- **PROVIDED PASSAGE**:
== == ==

The example often given is bioluminescence. Scientists noticed that once a population or colony of particular bacteria reached a certain size, the colony began to emit light. "Now many people realize that other important activities also depend upon a quorum, such as biofilm formation, releasing toxins, or becoming a virulent invader," Kulkarni said.


While Kulkarni works with Vibrio cholerae as a model bacteria, quorum sensing appears to be a universal process in bacteria. So what he learns about the communication process known as quorum sensing could one day help scientists prevent a broad range of diseases caused by bacteria that are human pathogens.

How do bacteria know how many are present? Each bacterium releases a small molecule, called an autoinducer. Each bacterium also has receptors--proteins on its cell surface--to sense autoinducers. As the amount of autoinducer reaches a critical level, the bacteria know they have a quorum because a change is initiated in the receptor protein, which then causes a series of further changes within each bacterium.

Kulkarni is looking at the network of genes involved in this process. Working with a group at Princeton University and at Virginia Tech, "we are trying to understand how changes in the environment are integrated and result in changes in behavior," he said.

== == ==

- **Data drawn from a collection**:
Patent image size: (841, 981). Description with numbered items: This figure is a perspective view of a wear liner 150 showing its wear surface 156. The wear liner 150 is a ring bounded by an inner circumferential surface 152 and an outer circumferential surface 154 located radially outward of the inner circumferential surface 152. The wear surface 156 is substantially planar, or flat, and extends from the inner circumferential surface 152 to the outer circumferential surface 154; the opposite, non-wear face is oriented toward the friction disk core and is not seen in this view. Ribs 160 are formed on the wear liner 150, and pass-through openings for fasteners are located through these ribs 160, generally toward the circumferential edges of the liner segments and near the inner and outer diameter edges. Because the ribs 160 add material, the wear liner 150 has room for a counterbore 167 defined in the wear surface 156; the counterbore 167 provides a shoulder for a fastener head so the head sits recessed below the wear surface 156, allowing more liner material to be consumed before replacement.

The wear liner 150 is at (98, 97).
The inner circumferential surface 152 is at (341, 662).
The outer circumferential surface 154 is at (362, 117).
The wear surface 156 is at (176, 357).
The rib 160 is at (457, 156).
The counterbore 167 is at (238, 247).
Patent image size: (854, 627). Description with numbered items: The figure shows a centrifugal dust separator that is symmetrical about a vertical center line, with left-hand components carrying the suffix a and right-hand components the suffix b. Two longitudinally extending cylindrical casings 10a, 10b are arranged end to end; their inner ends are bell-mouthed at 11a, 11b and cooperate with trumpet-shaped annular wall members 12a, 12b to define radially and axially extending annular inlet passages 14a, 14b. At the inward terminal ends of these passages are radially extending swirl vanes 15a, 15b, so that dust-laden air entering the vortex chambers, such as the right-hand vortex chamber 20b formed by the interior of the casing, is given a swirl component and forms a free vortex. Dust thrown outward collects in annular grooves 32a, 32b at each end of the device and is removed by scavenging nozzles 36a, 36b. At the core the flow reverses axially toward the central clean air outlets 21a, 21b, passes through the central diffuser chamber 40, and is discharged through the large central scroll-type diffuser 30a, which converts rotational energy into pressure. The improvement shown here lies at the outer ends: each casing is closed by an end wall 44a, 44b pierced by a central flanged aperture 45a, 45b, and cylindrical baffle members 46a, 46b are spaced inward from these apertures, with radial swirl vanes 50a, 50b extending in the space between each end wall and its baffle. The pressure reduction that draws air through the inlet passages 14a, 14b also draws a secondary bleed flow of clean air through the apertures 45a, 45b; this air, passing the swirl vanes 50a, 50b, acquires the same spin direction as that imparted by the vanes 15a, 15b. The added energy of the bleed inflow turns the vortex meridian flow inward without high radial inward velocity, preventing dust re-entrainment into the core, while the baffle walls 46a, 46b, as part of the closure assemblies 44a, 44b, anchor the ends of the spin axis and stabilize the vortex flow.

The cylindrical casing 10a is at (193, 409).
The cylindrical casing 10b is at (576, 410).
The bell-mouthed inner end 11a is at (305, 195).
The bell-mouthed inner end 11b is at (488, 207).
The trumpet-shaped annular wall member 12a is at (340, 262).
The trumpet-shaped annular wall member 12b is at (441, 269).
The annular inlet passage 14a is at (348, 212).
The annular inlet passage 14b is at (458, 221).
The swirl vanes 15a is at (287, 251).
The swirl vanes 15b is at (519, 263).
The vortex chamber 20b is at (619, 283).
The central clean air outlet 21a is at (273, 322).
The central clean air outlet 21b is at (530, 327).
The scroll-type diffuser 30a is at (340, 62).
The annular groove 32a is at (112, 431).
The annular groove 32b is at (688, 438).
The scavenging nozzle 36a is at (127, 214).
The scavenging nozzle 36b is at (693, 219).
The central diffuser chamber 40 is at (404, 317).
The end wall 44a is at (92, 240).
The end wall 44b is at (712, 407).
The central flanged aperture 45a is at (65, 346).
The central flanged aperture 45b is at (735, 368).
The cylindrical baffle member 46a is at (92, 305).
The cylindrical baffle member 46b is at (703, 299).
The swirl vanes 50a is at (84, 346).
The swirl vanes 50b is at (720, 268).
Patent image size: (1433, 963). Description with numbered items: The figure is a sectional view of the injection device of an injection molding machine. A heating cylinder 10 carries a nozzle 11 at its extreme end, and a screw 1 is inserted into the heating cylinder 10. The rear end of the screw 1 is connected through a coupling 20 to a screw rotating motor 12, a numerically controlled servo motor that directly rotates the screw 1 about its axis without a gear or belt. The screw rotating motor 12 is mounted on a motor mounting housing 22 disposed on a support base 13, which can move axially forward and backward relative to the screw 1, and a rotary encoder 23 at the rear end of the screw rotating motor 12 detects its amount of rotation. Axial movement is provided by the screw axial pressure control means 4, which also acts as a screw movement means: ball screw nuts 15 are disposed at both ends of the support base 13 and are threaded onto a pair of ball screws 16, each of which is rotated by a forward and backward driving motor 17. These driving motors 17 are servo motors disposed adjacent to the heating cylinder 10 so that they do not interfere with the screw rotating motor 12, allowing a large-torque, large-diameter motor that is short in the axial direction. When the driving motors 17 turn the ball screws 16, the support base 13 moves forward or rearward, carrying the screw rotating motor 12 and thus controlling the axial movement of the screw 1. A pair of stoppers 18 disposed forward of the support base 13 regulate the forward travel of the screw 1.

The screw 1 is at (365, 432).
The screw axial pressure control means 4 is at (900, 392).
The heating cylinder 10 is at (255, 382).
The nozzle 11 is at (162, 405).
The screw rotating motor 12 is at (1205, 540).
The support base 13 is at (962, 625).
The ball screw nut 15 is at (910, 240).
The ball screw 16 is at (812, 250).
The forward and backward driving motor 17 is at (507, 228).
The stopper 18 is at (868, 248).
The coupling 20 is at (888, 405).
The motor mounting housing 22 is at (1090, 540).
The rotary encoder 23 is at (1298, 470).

== == ==

- **TASK INSTRUCTIONS**:
[A] Quote the quorum sensing passage word for word, beginning at "While Kulkarni works" and stopping after "within each bacterium.".
[B] Translate this sentence from the quorum sensing passage into Spanish: "Each bacterium releases a small molecule, called an autoinducer."
This material has no connection to the quorum sensing passage.

- **SOLVED PROBLEMS**:
[A]
While Kulkarni works with Vibrio cholerae as a model bacteria, quorum sensing appears to be a universal process in bacteria. So what he learns about the communication process known as quorum sensing could one day help scientists prevent a broad range of diseases caused by bacteria that are human pathogens.

How do bacteria know how many are present? Each bacterium releases a small molecule, called an autoinducer. Each bacterium also has receptors--proteins on its cell surface--to sense autoinducers. As the amount of autoinducer reaches a critical level, the bacteria know they have a quorum because a change is initiated in the receptor protein, which then causes a series of further changes within each bacterium.

[B] Cada bacteria libera una molécula pequeña, llamada autoinductor.